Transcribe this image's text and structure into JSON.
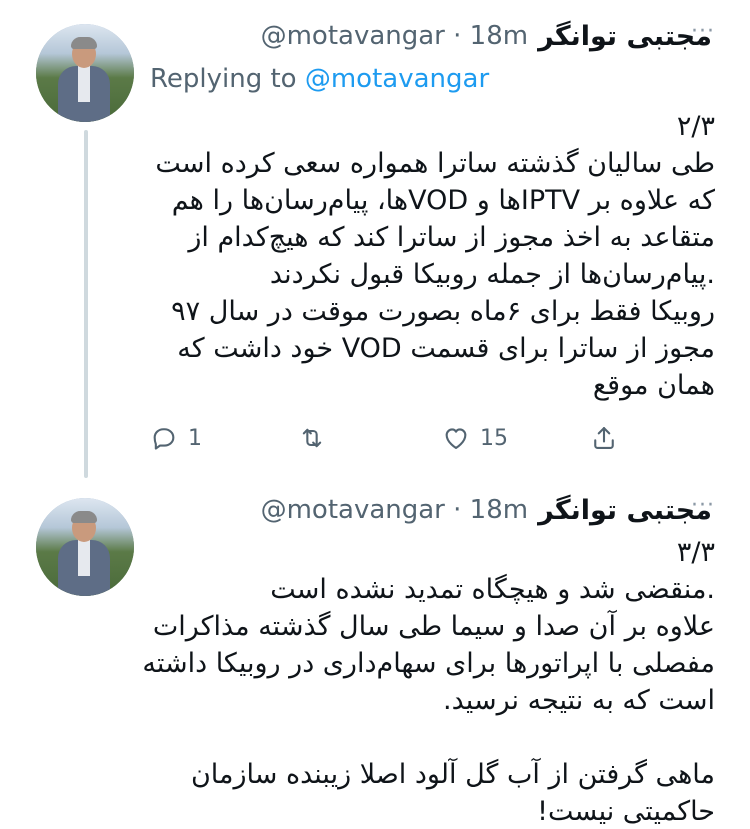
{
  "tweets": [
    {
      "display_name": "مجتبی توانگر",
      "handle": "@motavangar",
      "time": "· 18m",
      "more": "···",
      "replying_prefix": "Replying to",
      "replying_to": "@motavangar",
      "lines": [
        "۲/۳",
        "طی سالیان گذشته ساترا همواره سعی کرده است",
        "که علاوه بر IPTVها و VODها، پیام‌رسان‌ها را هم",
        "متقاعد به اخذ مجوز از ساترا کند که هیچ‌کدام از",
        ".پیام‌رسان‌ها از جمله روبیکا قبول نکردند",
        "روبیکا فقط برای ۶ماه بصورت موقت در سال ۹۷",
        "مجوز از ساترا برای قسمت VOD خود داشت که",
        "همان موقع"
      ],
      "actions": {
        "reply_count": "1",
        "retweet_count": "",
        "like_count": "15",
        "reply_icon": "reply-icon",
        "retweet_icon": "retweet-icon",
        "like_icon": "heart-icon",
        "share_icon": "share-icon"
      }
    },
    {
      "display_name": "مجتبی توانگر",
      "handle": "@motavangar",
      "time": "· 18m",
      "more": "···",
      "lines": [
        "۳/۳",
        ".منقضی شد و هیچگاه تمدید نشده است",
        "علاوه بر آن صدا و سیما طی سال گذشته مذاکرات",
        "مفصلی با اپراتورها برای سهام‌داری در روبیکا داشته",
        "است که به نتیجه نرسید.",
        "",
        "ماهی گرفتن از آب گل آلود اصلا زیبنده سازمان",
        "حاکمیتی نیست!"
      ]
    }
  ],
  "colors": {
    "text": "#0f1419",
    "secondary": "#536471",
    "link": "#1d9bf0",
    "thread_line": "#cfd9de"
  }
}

####

Write out the records above exactly as they appear, leaving out any pictures.

Answer to this task
Transcribe this image's text and structure into JSON.
{
  "tweets": [
    {
      "display_name": "مجتبی توانگر",
      "handle": "@motavangar",
      "time": "· 18m",
      "more": "···",
      "replying_prefix": "Replying to",
      "replying_to": "@motavangar",
      "lines": [
        "۲/۳",
        "طی سالیان گذشته ساترا همواره سعی کرده است",
        "که علاوه بر IPTVها و VODها، پیام‌رسان‌ها را هم",
        "متقاعد به اخذ مجوز از ساترا کند که هیچ‌کدام از",
        ".پیام‌رسان‌ها از جمله روبیکا قبول نکردند",
        "روبیکا فقط برای ۶ماه بصورت موقت در سال ۹۷",
        "مجوز از ساترا برای قسمت VOD خود داشت که",
        "همان موقع"
      ],
      "actions": {
        "reply_count": "1",
        "retweet_count": "",
        "like_count": "15",
        "reply_icon": "reply-icon",
        "retweet_icon": "retweet-icon",
        "like_icon": "heart-icon",
        "share_icon": "share-icon"
      }
    },
    {
      "display_name": "مجتبی توانگر",
      "handle": "@motavangar",
      "time": "· 18m",
      "more": "···",
      "lines": [
        "۳/۳",
        ".منقضی شد و هیچگاه تمدید نشده است",
        "علاوه بر آن صدا و سیما طی سال گذشته مذاکرات",
        "مفصلی با اپراتورها برای سهام‌داری در روبیکا داشته",
        "است که به نتیجه نرسید.",
        "",
        "ماهی گرفتن از آب گل آلود اصلا زیبنده سازمان",
        "حاکمیتی نیست!"
      ]
    }
  ],
  "colors": {
    "text": "#0f1419",
    "secondary": "#536471",
    "link": "#1d9bf0",
    "thread_line": "#cfd9de"
  }
}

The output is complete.